**Directions**:
a) In the article on church-backed homeownership programs, what price did Marguerite Williams pay for her co-op at Seaside Village Homes?
b) From the article on church-backed homeownership programs, quote the passage starting at "In the past" and ending at "Expanding Markets division.".
c) Continue the article on church-backed homeownership programs from the point where it stops.

MARGUERITE WILLIAMS always wanted to own a home in Bridgeport, Conn., the Fairfield County city where she grew up, but it took a gentle nudge from the pastor of her church to move her out of her rental rut.

It wasn't a lack of money that held her back — she works in admissions at Southern Connecticut State University —as much as a lack of information. A widow for more than 20 years, Ms. Williams feared that someone would talk her into a bad decision, or that the cost of keeping up a property would be more than she could handle.

Last year, however, after attending a church-hosted orientation on home buying, Ms. Williams followed up with a volunteer financial counselor, who worked out a step-by-step plan for resolving her credit issues and applying for a mortgage.

"They showed me I could almost do the same thing purchasing as renting," Ms. Williams said in the four-room co-op she bought for $54,000 at Seaside Village Homes, a community of green-shuttered brick houses a few blocks from Seaside Park in Bridgeport. "Once you start going through it, you find, 'Ohhh, it's not as hard as I thought it was.' "

Churches serving minority communities throughout the region are reaching out to people like Ms. Williams who, though perhaps financially capable of buying a home, are unsure how to go about it.

In the past few years, Freddie Mac, the federally chartered financier of mortgage loans, has joined with churches, community development corporations and lenders to initiate faith-based efforts aimed at increasing rates of minority homeownership in Bridgeport, Queens and central New Jersey.

While the homeownership rate for the nation as a whole is approaching 70 percent, according to the Bureau of the Census, fewer than 50 percent of African-American and Hispanic families own their own homes.

Surveys and focus groups conducted by Freddie Mac show that a primary cause of the gap is uncertainty within minority communities about whom to trust in the home buying process, said Craig Nickerson, vice president of the corporation's Expanding Markets division.

"We needed to find an emissary they trust to help them take the first step, and we found it to be the faith community," he said. Members of the clergy involved in the initiatives vigorously preach the virtues of self-sufficiency and the financial benefits of homeownership at Sunday services, an aspect of their ministry that they say is critical to stabilizing their communities and halting generational cycles of poverty.

"For a church not to deal with the economic plight of its people is a dereliction of its responsibility," said the Rev. Mitchell Taylor, pastor of Center of Hope International and chairman of the East River Development Alliance (ERDA), a nonprofit organization that recently began a homeownership initiative in western Queens.

The Faith Fellowship Ministries World Outreach Center, a 7,000-member congregation in Sayreville, N.J., started its ownership program three years ago through its nonprofit affiliate, the Faith Fellowship Community Development Corporation.

Some 300 people a year go through the education program, which includes financial literacy coaching to "give people the tools to improve their credit, and to take responsibility for it," said the Rev. Clarence Bulluck, the corporation's founder and executive director.

**Collected material**:
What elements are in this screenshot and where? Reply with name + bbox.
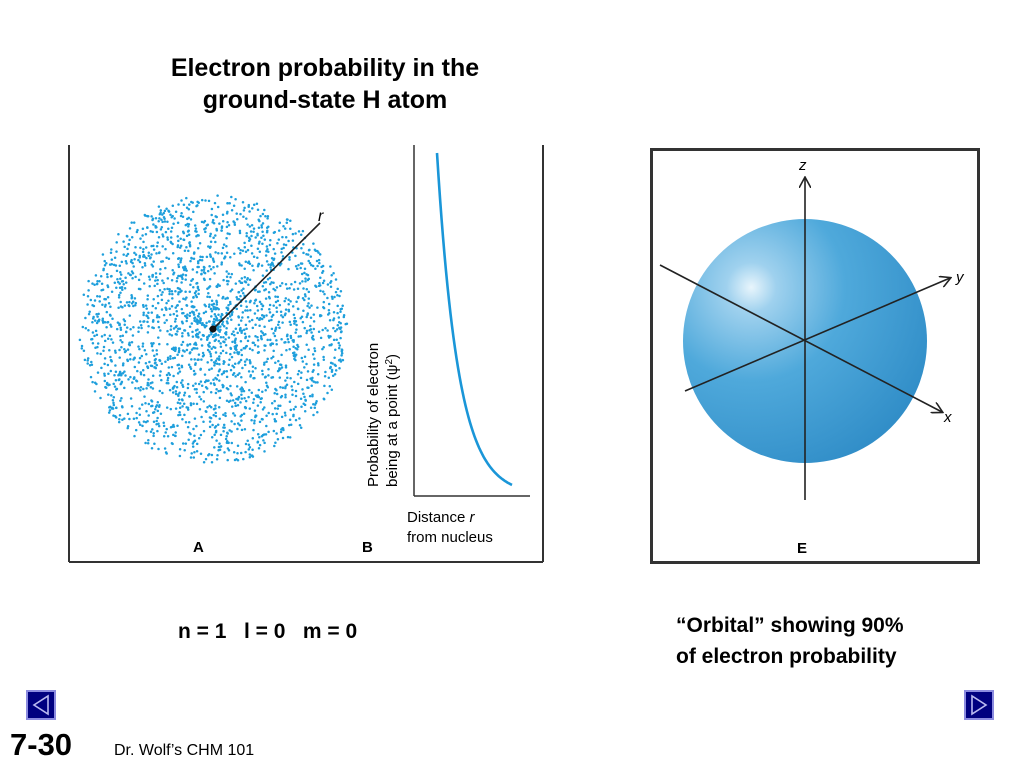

**Answers for this exercise**:
a) $54,000

b)
In the past few years, Freddie Mac, the federally chartered financier of mortgage loans, has joined with churches, community development corporations and lenders to initiate faith-based efforts aimed at increasing rates of minority homeownership in Bridgeport, Queens and central New Jersey.

While the homeownership rate for the nation as a whole is approaching 70 percent, according to the Bureau of the Census, fewer than 50 percent of African-American and Hispanic families own their own homes.

Surveys and focus groups conducted by Freddie Mac show that a primary cause of the gap is uncertainty within minority communities about whom to trust in the home buying process, said Craig Nickerson, vice president of the corporation's Expanding Markets division.

c)
Though the three programs operate somewhat differently, the basic structure is similar: sponsoring churches serve as the host of weeknight orientation sessions on home buying, where participants are encouraged to enroll in a more comprehensive education program developed by Freddie Mac. Financial counselors — typically trained church volunteers or community development corporation employees — review each participant's credit history and, in one-on-one sessions, help them plan how to pay off debt barring access to a mortgage.

In addition to supplying the curriculum, Freddie Mac provides seed money as what Mr. Nickerson calls "a one-time kick start" — $35,000 in Bridgeport's case — to pay for marketing materials and staff training. Partner banks provide access to flexible mortgages with low down payments.

The key element, however, is the churches, which promote the program to their members, who in turn spread the word. About 10 African-American and Hispanic churches are involved in the Bridgeport initiative, now a year old, run by the Faith Community Development Corporation, an affiliate of Shiloh Baptist Church.

"We're getting to people who are credit-injured or have what I would call a down payment disability — that's the preacher in me," said the Rev. Carl McCluster, a consultant on faith-based initiatives and the pastor at Shiloh, where Ms. Williams is one of about 250 members.

More than 200 people have either gone through or are enrolled in the education program, according to Bridgette Russell, the interim director. Six people have closed on homes so far, but, she said, the number would be higher if home prices were lower.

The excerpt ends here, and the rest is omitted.